Stored data entries
====

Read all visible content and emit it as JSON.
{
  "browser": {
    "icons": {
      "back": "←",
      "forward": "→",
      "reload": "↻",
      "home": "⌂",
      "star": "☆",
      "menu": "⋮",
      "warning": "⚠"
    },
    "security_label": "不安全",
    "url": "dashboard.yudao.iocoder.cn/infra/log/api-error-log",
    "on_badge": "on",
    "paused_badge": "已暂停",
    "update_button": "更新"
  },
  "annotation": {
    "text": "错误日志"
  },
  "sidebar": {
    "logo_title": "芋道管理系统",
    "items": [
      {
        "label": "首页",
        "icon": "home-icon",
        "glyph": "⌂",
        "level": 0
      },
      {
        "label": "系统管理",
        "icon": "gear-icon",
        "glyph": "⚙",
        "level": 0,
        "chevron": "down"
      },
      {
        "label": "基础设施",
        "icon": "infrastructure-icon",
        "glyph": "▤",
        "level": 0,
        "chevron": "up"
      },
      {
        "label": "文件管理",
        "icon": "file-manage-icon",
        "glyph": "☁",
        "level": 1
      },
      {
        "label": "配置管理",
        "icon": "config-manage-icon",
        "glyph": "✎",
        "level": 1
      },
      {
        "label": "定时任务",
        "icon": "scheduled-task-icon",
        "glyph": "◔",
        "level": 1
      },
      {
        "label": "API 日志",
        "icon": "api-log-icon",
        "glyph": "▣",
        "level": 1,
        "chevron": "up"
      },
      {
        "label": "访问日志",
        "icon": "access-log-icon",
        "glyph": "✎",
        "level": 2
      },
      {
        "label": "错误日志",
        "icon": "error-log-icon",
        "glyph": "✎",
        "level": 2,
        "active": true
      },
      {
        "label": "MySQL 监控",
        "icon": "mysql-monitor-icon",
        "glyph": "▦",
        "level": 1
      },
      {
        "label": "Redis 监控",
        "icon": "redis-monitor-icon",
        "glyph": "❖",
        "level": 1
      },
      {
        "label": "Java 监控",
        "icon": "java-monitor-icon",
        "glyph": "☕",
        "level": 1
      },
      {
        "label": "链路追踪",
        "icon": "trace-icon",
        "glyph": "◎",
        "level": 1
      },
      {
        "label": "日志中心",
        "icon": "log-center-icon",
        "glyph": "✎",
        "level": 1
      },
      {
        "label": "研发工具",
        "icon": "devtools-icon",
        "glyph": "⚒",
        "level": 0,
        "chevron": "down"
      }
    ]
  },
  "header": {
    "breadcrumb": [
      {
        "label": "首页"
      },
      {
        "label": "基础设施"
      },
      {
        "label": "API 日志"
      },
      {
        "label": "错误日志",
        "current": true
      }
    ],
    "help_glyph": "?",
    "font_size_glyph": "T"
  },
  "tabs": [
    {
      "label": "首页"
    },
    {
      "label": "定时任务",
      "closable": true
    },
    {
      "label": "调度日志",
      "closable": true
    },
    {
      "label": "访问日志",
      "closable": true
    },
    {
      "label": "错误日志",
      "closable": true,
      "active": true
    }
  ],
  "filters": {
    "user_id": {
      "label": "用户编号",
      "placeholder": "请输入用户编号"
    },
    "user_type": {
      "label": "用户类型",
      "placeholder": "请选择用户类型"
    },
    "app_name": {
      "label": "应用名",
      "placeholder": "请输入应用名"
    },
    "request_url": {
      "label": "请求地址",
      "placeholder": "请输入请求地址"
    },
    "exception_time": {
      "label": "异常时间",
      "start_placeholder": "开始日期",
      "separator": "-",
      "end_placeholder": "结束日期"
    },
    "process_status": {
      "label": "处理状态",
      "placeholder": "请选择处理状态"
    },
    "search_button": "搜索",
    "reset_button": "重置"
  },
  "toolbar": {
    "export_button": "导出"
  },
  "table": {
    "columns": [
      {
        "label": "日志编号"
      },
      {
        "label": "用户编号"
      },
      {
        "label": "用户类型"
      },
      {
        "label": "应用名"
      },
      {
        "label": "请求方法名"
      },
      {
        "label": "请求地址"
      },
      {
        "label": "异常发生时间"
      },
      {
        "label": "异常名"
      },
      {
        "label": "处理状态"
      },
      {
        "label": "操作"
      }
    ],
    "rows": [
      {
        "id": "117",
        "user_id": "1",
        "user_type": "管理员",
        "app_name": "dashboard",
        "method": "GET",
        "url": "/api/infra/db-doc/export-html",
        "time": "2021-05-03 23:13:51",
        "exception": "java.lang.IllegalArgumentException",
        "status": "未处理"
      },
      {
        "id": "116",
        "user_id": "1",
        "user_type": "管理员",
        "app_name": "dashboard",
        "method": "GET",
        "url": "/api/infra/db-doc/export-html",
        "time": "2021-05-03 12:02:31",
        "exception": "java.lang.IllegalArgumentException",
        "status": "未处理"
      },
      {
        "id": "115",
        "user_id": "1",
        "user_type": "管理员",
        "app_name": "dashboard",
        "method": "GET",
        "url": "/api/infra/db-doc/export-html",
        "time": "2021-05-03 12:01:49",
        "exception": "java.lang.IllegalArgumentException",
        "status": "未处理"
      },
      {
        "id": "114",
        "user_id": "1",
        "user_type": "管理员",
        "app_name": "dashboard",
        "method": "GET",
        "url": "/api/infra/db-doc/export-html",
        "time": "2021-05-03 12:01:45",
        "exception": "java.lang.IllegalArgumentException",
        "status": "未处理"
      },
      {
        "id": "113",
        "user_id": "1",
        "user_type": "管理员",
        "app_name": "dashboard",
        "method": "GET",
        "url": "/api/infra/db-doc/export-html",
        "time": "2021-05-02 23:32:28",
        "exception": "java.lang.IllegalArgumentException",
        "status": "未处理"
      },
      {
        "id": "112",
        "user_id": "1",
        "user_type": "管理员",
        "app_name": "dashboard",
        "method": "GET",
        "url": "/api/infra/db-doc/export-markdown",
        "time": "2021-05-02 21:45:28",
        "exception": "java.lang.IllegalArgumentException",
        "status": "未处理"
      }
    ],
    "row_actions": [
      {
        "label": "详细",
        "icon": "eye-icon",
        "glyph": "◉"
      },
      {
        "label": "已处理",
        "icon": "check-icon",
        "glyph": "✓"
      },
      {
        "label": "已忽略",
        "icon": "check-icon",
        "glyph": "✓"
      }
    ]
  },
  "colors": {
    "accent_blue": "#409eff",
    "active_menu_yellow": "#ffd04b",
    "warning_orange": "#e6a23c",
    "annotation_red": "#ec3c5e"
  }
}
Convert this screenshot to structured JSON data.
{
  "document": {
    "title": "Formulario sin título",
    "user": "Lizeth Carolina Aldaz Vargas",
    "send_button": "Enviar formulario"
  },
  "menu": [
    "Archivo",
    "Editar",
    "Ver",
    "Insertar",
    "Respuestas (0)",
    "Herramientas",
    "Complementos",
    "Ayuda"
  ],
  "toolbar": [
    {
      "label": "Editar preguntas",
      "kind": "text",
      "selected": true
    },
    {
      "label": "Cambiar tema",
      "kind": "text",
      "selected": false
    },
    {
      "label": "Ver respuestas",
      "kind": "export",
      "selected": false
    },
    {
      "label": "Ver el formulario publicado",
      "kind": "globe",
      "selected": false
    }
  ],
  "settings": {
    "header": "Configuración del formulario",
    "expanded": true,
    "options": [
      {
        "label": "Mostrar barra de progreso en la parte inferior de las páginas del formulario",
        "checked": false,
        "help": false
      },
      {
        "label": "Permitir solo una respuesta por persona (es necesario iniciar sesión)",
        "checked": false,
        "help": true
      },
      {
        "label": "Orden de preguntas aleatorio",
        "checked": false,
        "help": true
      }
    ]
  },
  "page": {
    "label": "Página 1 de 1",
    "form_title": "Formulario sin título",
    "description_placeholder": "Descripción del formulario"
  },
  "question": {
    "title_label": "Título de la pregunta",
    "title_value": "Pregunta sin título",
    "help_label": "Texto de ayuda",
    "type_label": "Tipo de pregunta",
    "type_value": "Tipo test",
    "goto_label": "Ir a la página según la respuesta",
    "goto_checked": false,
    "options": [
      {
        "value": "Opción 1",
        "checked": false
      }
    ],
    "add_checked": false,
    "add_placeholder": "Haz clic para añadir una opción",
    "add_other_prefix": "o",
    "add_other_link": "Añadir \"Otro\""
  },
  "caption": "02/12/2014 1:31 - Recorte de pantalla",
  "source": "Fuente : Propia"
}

====

» **EXERCISE PROMPT**: Give only the number of lines that include the word "header".

» **WORKED SOLUTION**: 2